START Items
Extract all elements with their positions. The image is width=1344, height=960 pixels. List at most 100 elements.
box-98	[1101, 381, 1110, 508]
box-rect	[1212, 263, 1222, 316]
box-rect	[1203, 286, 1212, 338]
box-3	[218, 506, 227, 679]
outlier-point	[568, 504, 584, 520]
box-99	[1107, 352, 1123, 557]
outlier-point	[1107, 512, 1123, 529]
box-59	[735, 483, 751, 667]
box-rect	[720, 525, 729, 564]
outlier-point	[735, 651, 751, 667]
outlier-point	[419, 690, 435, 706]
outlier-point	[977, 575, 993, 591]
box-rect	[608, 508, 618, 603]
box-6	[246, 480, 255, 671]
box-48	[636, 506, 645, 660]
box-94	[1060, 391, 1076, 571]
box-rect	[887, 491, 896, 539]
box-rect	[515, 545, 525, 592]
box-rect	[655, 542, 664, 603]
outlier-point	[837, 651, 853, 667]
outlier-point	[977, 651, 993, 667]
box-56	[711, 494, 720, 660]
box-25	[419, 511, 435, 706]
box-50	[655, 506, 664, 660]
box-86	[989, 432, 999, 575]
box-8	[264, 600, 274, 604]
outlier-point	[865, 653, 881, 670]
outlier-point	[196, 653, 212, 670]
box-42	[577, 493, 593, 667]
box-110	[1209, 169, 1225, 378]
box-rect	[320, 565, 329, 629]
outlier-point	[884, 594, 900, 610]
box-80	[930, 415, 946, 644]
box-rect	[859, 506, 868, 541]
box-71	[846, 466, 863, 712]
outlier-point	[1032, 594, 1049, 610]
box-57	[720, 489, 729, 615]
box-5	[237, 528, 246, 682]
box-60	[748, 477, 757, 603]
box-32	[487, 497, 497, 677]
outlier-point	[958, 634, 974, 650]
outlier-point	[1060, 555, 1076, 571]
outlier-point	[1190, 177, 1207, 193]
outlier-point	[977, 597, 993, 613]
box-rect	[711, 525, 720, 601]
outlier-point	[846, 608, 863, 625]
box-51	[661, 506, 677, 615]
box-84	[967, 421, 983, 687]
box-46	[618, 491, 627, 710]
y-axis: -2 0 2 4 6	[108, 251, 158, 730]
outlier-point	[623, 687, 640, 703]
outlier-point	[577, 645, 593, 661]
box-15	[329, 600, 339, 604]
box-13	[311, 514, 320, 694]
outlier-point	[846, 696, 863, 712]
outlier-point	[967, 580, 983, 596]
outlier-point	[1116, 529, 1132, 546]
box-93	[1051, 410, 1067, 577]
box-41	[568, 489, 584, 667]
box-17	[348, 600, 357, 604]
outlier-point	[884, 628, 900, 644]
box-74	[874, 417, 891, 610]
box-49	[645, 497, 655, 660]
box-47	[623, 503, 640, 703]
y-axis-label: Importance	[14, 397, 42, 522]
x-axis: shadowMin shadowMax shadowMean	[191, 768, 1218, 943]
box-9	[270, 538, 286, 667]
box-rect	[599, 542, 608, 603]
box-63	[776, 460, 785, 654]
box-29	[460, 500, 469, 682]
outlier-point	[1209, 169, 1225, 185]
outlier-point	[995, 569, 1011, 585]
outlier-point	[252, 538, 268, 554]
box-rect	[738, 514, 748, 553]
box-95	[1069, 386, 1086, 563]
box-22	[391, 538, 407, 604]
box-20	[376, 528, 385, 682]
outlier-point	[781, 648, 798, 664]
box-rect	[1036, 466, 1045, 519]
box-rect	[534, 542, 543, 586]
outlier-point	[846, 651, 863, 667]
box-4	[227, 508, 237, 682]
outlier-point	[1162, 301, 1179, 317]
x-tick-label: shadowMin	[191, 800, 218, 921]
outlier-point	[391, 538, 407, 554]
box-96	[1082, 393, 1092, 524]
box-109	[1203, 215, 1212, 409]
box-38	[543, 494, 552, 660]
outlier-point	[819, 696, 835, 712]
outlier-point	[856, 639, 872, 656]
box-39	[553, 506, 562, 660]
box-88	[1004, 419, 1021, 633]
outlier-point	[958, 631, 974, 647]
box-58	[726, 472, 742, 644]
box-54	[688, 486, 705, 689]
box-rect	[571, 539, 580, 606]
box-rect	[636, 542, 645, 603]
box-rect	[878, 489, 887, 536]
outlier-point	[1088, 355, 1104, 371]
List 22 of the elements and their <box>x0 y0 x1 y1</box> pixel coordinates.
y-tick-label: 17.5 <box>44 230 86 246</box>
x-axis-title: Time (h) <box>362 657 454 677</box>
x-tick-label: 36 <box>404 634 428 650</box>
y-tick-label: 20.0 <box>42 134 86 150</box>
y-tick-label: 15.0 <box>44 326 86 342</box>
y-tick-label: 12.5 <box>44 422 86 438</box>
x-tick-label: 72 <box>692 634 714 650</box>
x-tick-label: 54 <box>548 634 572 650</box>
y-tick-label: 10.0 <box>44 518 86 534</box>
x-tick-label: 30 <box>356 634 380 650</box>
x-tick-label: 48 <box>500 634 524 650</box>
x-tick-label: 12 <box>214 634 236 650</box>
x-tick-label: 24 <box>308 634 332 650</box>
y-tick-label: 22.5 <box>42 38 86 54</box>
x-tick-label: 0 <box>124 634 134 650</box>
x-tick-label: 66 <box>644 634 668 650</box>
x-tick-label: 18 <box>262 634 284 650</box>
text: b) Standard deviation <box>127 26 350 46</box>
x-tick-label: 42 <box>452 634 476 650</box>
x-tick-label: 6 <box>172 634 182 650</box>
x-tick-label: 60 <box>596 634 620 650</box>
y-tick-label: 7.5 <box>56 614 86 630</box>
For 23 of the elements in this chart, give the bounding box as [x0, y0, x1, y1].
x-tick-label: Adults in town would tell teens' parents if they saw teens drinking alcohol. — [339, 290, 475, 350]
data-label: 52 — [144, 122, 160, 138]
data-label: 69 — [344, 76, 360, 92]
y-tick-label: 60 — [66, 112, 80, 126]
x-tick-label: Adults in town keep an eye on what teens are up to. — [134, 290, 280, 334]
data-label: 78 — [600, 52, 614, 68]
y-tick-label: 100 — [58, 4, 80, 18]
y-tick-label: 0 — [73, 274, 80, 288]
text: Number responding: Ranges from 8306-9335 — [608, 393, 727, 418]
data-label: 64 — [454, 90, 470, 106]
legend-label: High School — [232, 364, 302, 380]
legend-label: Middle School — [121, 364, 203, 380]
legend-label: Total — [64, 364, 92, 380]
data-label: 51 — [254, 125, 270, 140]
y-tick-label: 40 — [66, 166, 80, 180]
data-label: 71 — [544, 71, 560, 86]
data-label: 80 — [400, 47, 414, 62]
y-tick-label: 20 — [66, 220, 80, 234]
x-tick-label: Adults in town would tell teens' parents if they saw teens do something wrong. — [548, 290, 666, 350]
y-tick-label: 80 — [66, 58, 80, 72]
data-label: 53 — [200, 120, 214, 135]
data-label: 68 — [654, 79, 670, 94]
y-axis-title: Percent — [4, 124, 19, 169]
END Items
:: Exercise directions ::
Rewrite the entries above, substituting "outlier-marker" for every "outlier-point" and leaving everything else unchanged.

:: Result ::
Extract all elements with their positions. The image is width=1344, height=960 pixels. List at most 100 elements.
box-98	[1101, 381, 1110, 508]
box-rect	[1212, 263, 1222, 316]
box-rect	[1203, 286, 1212, 338]
box-3	[218, 506, 227, 679]
outlier-marker	[568, 504, 584, 520]
box-99	[1107, 352, 1123, 557]
outlier-marker	[1107, 512, 1123, 529]
box-59	[735, 483, 751, 667]
box-rect	[720, 525, 729, 564]
outlier-marker	[735, 651, 751, 667]
outlier-marker	[419, 690, 435, 706]
outlier-marker	[977, 575, 993, 591]
box-rect	[608, 508, 618, 603]
box-6	[246, 480, 255, 671]
box-48	[636, 506, 645, 660]
box-94	[1060, 391, 1076, 571]
box-rect	[887, 491, 896, 539]
box-rect	[515, 545, 525, 592]
box-rect	[655, 542, 664, 603]
outlier-marker	[837, 651, 853, 667]
outlier-marker	[977, 651, 993, 667]
box-56	[711, 494, 720, 660]
box-25	[419, 511, 435, 706]
box-50	[655, 506, 664, 660]
box-86	[989, 432, 999, 575]
box-8	[264, 600, 274, 604]
outlier-marker	[865, 653, 881, 670]
outlier-marker	[196, 653, 212, 670]
box-42	[577, 493, 593, 667]
box-110	[1209, 169, 1225, 378]
box-rect	[320, 565, 329, 629]
outlier-marker	[884, 594, 900, 610]
box-80	[930, 415, 946, 644]
box-rect	[859, 506, 868, 541]
box-71	[846, 466, 863, 712]
outlier-marker	[1032, 594, 1049, 610]
box-57	[720, 489, 729, 615]
box-5	[237, 528, 246, 682]
box-60	[748, 477, 757, 603]
box-32	[487, 497, 497, 677]
outlier-marker	[958, 634, 974, 650]
outlier-marker	[1060, 555, 1076, 571]
outlier-marker	[1190, 177, 1207, 193]
outlier-marker	[977, 597, 993, 613]
box-rect	[711, 525, 720, 601]
outlier-marker	[846, 608, 863, 625]
box-51	[661, 506, 677, 615]
box-84	[967, 421, 983, 687]
box-46	[618, 491, 627, 710]
y-axis: -2 0 2 4 6	[108, 251, 158, 730]
outlier-marker	[623, 687, 640, 703]
outlier-marker	[577, 645, 593, 661]
box-15	[329, 600, 339, 604]
box-13	[311, 514, 320, 694]
outlier-marker	[846, 696, 863, 712]
outlier-marker	[967, 580, 983, 596]
outlier-marker	[1116, 529, 1132, 546]
box-93	[1051, 410, 1067, 577]
box-41	[568, 489, 584, 667]
box-17	[348, 600, 357, 604]
outlier-marker	[884, 628, 900, 644]
box-74	[874, 417, 891, 610]
box-49	[645, 497, 655, 660]
box-47	[623, 503, 640, 703]
y-axis-label: Importance	[14, 397, 42, 522]
x-axis: shadowMin shadowMax shadowMean	[191, 768, 1218, 943]
box-9	[270, 538, 286, 667]
box-rect	[599, 542, 608, 603]
box-63	[776, 460, 785, 654]
box-29	[460, 500, 469, 682]
outlier-marker	[1209, 169, 1225, 185]
outlier-marker	[995, 569, 1011, 585]
outlier-marker	[252, 538, 268, 554]
box-rect	[738, 514, 748, 553]
box-95	[1069, 386, 1086, 563]
box-22	[391, 538, 407, 604]
box-20	[376, 528, 385, 682]
outlier-marker	[781, 648, 798, 664]
box-rect	[1036, 466, 1045, 519]
box-rect	[534, 542, 543, 586]
outlier-marker	[846, 651, 863, 667]
box-4	[227, 508, 237, 682]
outlier-marker	[1162, 301, 1179, 317]
x-tick-label: shadowMin	[191, 800, 218, 921]
outlier-marker	[391, 538, 407, 554]
box-96	[1082, 393, 1092, 524]
box-109	[1203, 215, 1212, 409]
box-38	[543, 494, 552, 660]
outlier-marker	[819, 696, 835, 712]
outlier-marker	[856, 639, 872, 656]
box-39	[553, 506, 562, 660]
box-88	[1004, 419, 1021, 633]
outlier-marker	[958, 631, 974, 647]
box-58	[726, 472, 742, 644]
box-54	[688, 486, 705, 689]
box-rect	[571, 539, 580, 606]
box-rect	[636, 542, 645, 603]
box-rect	[878, 489, 887, 536]
outlier-marker	[1088, 355, 1104, 371]
List 22 of the elements and their <box>x0 y0 x1 y1</box> pixel coordinates.
y-tick-label: 17.5 <box>44 230 86 246</box>
x-axis-title: Time (h) <box>362 657 454 677</box>
x-tick-label: 36 <box>404 634 428 650</box>
y-tick-label: 20.0 <box>42 134 86 150</box>
y-tick-label: 15.0 <box>44 326 86 342</box>
y-tick-label: 12.5 <box>44 422 86 438</box>
x-tick-label: 72 <box>692 634 714 650</box>
x-tick-label: 54 <box>548 634 572 650</box>
y-tick-label: 10.0 <box>44 518 86 534</box>
x-tick-label: 30 <box>356 634 380 650</box>
x-tick-label: 48 <box>500 634 524 650</box>
x-tick-label: 12 <box>214 634 236 650</box>
x-tick-label: 24 <box>308 634 332 650</box>
y-tick-label: 22.5 <box>42 38 86 54</box>
x-tick-label: 0 <box>124 634 134 650</box>
x-tick-label: 66 <box>644 634 668 650</box>
x-tick-label: 18 <box>262 634 284 650</box>
text: b) Standard deviation <box>127 26 350 46</box>
x-tick-label: 42 <box>452 634 476 650</box>
x-tick-label: 6 <box>172 634 182 650</box>
x-tick-label: 60 <box>596 634 620 650</box>
y-tick-label: 7.5 <box>56 614 86 630</box>
For 23 of the elements in this chart, give the bounding box as [x0, y0, x1, y1].
x-tick-label: Adults in town would tell teens' parents if they saw teens drinking alcohol. — [339, 290, 475, 350]
data-label: 52 — [144, 122, 160, 138]
data-label: 69 — [344, 76, 360, 92]
y-tick-label: 60 — [66, 112, 80, 126]
x-tick-label: Adults in town keep an eye on what teens are up to. — [134, 290, 280, 334]
data-label: 78 — [600, 52, 614, 68]
y-tick-label: 100 — [58, 4, 80, 18]
y-tick-label: 0 — [73, 274, 80, 288]
text: Number responding: Ranges from 8306-9335 — [608, 393, 727, 418]
data-label: 64 — [454, 90, 470, 106]
legend-label: High School — [232, 364, 302, 380]
legend-label: Middle School — [121, 364, 203, 380]
legend-label: Total — [64, 364, 92, 380]
data-label: 51 — [254, 125, 270, 140]
y-tick-label: 40 — [66, 166, 80, 180]
data-label: 71 — [544, 71, 560, 86]
data-label: 80 — [400, 47, 414, 62]
y-tick-label: 20 — [66, 220, 80, 234]
x-tick-label: Adults in town would tell teens' parents if they saw teens do something wrong. — [548, 290, 666, 350]
y-tick-label: 80 — [66, 58, 80, 72]
data-label: 53 — [200, 120, 214, 135]
data-label: 68 — [654, 79, 670, 94]
y-axis-title: Percent — [4, 124, 19, 169]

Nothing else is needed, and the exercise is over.